> _Material for this exercise_:
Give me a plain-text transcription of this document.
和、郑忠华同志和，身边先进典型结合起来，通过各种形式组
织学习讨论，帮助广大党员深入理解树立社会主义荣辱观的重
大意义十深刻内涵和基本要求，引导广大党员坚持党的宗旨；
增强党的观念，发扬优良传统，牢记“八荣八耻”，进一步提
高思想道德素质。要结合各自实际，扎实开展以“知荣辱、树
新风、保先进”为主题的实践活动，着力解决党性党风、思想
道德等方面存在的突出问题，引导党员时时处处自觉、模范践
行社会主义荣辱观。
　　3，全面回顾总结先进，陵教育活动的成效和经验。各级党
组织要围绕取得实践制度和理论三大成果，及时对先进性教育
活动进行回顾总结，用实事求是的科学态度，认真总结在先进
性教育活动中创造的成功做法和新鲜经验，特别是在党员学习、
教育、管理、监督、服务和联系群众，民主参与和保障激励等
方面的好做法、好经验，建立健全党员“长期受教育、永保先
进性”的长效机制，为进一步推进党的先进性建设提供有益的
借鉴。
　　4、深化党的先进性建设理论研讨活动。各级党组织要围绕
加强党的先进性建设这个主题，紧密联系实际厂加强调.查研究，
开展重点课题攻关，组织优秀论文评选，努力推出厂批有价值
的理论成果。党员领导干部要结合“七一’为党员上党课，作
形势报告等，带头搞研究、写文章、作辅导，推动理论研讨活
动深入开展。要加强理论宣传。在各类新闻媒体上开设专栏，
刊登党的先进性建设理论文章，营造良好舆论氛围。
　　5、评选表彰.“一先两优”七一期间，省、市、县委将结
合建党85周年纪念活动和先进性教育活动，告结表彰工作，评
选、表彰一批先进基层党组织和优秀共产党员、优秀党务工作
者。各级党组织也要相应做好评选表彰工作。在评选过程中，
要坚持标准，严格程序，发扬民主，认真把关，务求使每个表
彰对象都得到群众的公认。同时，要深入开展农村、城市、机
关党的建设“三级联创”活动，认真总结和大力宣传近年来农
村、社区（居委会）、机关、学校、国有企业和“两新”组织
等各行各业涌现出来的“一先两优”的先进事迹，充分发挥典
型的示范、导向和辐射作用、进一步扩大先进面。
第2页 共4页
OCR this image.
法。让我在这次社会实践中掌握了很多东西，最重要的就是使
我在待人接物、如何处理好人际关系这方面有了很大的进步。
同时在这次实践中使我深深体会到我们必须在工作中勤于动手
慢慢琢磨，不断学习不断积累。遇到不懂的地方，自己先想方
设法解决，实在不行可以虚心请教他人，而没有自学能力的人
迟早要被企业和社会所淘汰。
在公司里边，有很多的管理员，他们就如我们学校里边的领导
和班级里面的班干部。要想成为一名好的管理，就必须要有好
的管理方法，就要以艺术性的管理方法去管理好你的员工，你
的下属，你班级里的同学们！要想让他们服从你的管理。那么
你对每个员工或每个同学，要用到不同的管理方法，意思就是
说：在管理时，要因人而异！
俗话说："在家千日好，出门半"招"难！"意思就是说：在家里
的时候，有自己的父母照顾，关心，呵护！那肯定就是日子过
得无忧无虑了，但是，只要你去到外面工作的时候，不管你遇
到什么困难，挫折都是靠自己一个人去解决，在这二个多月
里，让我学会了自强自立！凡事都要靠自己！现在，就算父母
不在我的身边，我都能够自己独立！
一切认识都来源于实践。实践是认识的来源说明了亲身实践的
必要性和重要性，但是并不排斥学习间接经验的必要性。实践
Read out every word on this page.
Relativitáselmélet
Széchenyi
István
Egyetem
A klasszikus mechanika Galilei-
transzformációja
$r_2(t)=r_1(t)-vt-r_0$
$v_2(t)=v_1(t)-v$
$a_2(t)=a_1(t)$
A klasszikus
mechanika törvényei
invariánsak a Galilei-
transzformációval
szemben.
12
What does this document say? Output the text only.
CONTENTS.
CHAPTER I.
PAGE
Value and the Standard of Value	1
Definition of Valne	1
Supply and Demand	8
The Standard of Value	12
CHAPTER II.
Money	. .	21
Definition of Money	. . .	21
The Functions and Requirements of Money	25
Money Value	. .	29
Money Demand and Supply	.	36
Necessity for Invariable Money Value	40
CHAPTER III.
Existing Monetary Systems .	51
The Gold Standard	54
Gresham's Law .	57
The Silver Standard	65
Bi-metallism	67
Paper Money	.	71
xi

> _Exercise objective_: Output every entry shown above, exactly.

> _Result_:
Give me a plain-text transcription of this document.
和、郑忠华同志和，身边先进典型结合起来，通过各种形式组
织学习讨论，帮助广大党员深入理解树立社会主义荣辱观的重
大意义十深刻内涵和基本要求，引导广大党员坚持党的宗旨；
增强党的观念，发扬优良传统，牢记“八荣八耻”，进一步提
高思想道德素质。要结合各自实际，扎实开展以“知荣辱、树
新风、保先进”为主题的实践活动，着力解决党性党风、思想
道德等方面存在的突出问题，引导党员时时处处自觉、模范践
行社会主义荣辱观。
　　3，全面回顾总结先进，陵教育活动的成效和经验。各级党
组织要围绕取得实践制度和理论三大成果，及时对先进性教育
活动进行回顾总结，用实事求是的科学态度，认真总结在先进
性教育活动中创造的成功做法和新鲜经验，特别是在党员学习、
教育、管理、监督、服务和联系群众，民主参与和保障激励等
方面的好做法、好经验，建立健全党员“长期受教育、永保先
进性”的长效机制，为进一步推进党的先进性建设提供有益的
借鉴。
　　4、深化党的先进性建设理论研讨活动。各级党组织要围绕
加强党的先进性建设这个主题，紧密联系实际厂加强调.查研究，
开展重点课题攻关，组织优秀论文评选，努力推出厂批有价值
的理论成果。党员领导干部要结合“七一’为党员上党课，作
形势报告等，带头搞研究、写文章、作辅导，推动理论研讨活
动深入开展。要加强理论宣传。在各类新闻媒体上开设专栏，
刊登党的先进性建设理论文章，营造良好舆论氛围。
　　5、评选表彰.“一先两优”七一期间，省、市、县委将结
合建党85周年纪念活动和先进性教育活动，告结表彰工作，评
选、表彰一批先进基层党组织和优秀共产党员、优秀党务工作
者。各级党组织也要相应做好评选表彰工作。在评选过程中，
要坚持标准，严格程序，发扬民主，认真把关，务求使每个表
彰对象都得到群众的公认。同时，要深入开展农村、城市、机
关党的建设“三级联创”活动，认真总结和大力宣传近年来农
村、社区（居委会）、机关、学校、国有企业和“两新”组织
等各行各业涌现出来的“一先两优”的先进事迹，充分发挥典
型的示范、导向和辐射作用、进一步扩大先进面。
第2页 共4页
OCR this image.
法。让我在这次社会实践中掌握了很多东西，最重要的就是使
我在待人接物、如何处理好人际关系这方面有了很大的进步。
同时在这次实践中使我深深体会到我们必须在工作中勤于动手
慢慢琢磨，不断学习不断积累。遇到不懂的地方，自己先想方
设法解决，实在不行可以虚心请教他人，而没有自学能力的人
迟早要被企业和社会所淘汰。
在公司里边，有很多的管理员，他们就如我们学校里边的领导
和班级里面的班干部。要想成为一名好的管理，就必须要有好
的管理方法，就要以艺术性的管理方法去管理好你的员工，你
的下属，你班级里的同学们！要想让他们服从你的管理。那么
你对每个员工或每个同学，要用到不同的管理方法，意思就是
说：在管理时，要因人而异！
俗话说："在家千日好，出门半"招"难！"意思就是说：在家里
的时候，有自己的父母照顾，关心，呵护！那肯定就是日子过
得无忧无虑了，但是，只要你去到外面工作的时候，不管你遇
到什么困难，挫折都是靠自己一个人去解决，在这二个多月
里，让我学会了自强自立！凡事都要靠自己！现在，就算父母
不在我的身边，我都能够自己独立！
一切认识都来源于实践。实践是认识的来源说明了亲身实践的
必要性和重要性，但是并不排斥学习间接经验的必要性。实践
Read out every word on this page.
Relativitáselmélet
Széchenyi
István
Egyetem
A klasszikus mechanika Galilei-
transzformációja
$r_2(t)=r_1(t)-vt-r_0$
$v_2(t)=v_1(t)-v$
$a_2(t)=a_1(t)$
A klasszikus
mechanika törvényei
invariánsak a Galilei-
transzformációval
szemben.
12
What does this document say? Output the text only.
CONTENTS.
CHAPTER I.
PAGE
Value and the Standard of Value	1
Definition of Valne	1
Supply and Demand	8
The Standard of Value	12
CHAPTER II.
Money	. .	21
Definition of Money	. . .	21
The Functions and Requirements of Money	25
Money Value	. .	29
Money Demand and Supply	.	36
Necessity for Invariable Money Value	40
CHAPTER III.
Existing Monetary Systems .	51
The Gold Standard	54
Gresham's Law .	57
The Silver Standard	65
Bi-metallism	67
Paper Money	.	71
xi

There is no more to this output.